This example creates an array with 3 rows and 4 columns. This requires
a vector of length 12.
> v = c(4, 2, 5, 9, 4, 7, -1, 6, 0, 3, 2, 7)
> m = matrix(v, 3, 4, byrow=TRUE)
> m
[,1] [,2] [,3] [,4]
[1,] 4 2 5 9
[2,] 4 7 -1 6
[3,] 0 3 2 7
- A table of frequently used matrix operators:
Operation | Operator or Function |
Matrix Addition | + |
Scalar Multiplication | * |
Matrix Multiplication | %*% |
Transpose | t |
Identity | diag(nrow=n) |
Inverse | solve |
- See the Matrix Example, which reads data from a file into a matrix.
- An array is an extension of the matrix data struction to possibly more than two dimensions.
- Look at the Array Example.
Subsetting Vectors and Matrices
- The subset operator is [ ].
- Subsetting is also called slicing.
- The three ways to select a subset of a vector:
- Use a vector of positive indices
> a = c("apple", "orange", "pear", "grape")
> u = c(1, 4)
> a[u]
[1] "apple" "grape"
The values with indices 1 and 4 are selected from a.
- Use a vector of negative indices
> a = c("apple", "orange", "pear", "grape", "watermelon")
> v = c(-2, -4, -5)
> a[v]
[1] "apple" "grape"
The values with indices 2, 4, and 5 are omitted from a.
- Use a vector of boolean values
> a = c("apple", "orange", "pear", "grape", "watermelon")
> w = c(F, T, F, T, T)
> a[w]
[1] "orange" "grape" "watermelon"
Only the values corresponding to TRUE, which have indices 2, 4, and 5 are
selected.
- The subset operator for a matrix takes two inputs:
m[5:10, -4]
Rows 5 through 10 are selected and column 4 is omitted from the matrix m.
- If a slice of width 1 is selected from a matrix, a vector will be produced, as in this example:
> M = matrix(1:9, 3, 3, byrow=T)
> M
[,1] [,2] [,3]
[1,] 1 2 3
[2,] 4 5 6
[3,] 7 8 9
> M[,3]
[1] 3 6 9
- To preserve the matrix structure of this slice, include the drop=F argument:
> M[,3, drop=F]
[,1]
[1,] 3
[2,] 6
[3,] 9
Attributes
- R objects can have properties attached to them called attributes.

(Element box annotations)
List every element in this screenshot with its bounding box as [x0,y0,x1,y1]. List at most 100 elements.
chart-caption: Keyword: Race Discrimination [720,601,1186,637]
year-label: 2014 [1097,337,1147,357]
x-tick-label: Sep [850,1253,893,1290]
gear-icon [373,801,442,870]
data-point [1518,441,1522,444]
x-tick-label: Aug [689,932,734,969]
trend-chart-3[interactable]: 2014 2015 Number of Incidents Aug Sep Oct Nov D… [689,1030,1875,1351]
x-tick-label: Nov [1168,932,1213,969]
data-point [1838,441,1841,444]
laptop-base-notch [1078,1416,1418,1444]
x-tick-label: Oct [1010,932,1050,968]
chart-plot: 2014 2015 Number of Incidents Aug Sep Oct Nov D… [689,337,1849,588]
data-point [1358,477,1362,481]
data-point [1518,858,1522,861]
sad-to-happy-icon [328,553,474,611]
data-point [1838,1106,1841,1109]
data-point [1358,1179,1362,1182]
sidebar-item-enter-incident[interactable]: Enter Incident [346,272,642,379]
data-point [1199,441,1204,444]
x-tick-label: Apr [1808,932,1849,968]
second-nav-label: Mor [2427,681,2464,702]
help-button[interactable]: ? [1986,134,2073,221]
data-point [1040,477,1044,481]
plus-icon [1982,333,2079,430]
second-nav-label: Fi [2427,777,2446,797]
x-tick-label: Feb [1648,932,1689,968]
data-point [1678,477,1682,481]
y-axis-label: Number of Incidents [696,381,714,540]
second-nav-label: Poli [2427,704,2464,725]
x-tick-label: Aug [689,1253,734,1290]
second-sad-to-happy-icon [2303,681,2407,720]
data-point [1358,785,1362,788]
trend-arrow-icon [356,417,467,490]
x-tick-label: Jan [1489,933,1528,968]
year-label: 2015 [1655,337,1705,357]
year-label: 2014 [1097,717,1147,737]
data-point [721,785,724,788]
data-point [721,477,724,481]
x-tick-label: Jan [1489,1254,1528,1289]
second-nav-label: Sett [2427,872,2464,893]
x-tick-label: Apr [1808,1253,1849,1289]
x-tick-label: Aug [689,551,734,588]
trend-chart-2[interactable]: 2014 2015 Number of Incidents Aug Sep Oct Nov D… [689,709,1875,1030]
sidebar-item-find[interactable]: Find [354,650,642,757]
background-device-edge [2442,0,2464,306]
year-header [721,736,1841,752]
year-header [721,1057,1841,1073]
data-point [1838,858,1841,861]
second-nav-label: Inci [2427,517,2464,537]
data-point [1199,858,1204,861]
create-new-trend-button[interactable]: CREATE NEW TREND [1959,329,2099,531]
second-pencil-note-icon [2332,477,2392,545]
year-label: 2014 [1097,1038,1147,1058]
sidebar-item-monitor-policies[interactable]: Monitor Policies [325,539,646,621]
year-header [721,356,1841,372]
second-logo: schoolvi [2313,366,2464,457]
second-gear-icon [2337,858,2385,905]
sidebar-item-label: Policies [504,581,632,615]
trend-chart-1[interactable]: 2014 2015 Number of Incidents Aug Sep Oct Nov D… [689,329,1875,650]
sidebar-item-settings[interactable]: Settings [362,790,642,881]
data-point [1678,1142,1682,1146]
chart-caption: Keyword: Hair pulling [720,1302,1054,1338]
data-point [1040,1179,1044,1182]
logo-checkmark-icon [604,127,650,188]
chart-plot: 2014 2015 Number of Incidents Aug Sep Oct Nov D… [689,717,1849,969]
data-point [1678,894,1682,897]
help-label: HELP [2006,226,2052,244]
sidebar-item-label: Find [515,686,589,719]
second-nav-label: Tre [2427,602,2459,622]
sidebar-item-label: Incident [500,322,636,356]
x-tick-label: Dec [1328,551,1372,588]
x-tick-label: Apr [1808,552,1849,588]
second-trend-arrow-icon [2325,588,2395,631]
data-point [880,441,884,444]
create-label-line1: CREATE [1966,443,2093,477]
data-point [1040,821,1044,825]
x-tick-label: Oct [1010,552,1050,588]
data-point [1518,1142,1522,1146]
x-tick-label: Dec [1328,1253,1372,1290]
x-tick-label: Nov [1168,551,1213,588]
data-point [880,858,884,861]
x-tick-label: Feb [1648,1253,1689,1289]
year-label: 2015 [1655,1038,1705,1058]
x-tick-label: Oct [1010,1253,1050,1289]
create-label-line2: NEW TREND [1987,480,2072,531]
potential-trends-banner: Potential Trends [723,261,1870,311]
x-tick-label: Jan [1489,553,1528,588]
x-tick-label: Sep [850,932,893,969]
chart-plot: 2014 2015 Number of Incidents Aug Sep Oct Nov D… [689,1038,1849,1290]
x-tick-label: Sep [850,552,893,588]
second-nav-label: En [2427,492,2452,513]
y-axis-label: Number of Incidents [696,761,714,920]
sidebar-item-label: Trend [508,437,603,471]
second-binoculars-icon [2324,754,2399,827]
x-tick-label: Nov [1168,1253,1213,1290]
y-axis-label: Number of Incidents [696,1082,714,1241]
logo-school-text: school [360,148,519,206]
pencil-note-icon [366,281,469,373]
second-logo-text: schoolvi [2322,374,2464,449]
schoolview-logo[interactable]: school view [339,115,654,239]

**Given problem**
Continue the R tutorial text on matrices, subsetting, and attributes, picking up after its final line.

**Output**
- Common attributes are:
Attribute | Description |
class | The class of the object |
comment | A comment on or description of the object |
dim | The dimentions of a matrix or array |
dimnames | Names associated with each dimension of an object |
names | The names associated with an object, often row or list item names |
row.names | The row names of a matrix or data frame |
tsp | Start time for a time series data object |
levels | Levels of a factor |
- To get the attributes associated with an object, use the attributes
function.
- See the Attributes Example
Lists and Data Frames
- To create an R data structure with named components, create a list like this:
> scores = list(name=c("Jason", "Ginger", Mary),
+ midterm=c(89, 93, 90))
> scores
$name
[1] "Jason" "Ginger" "Mary"
$midterm
[1] 89 93 90
> scores$name
[1] "Jason" "Ginger" "Mary"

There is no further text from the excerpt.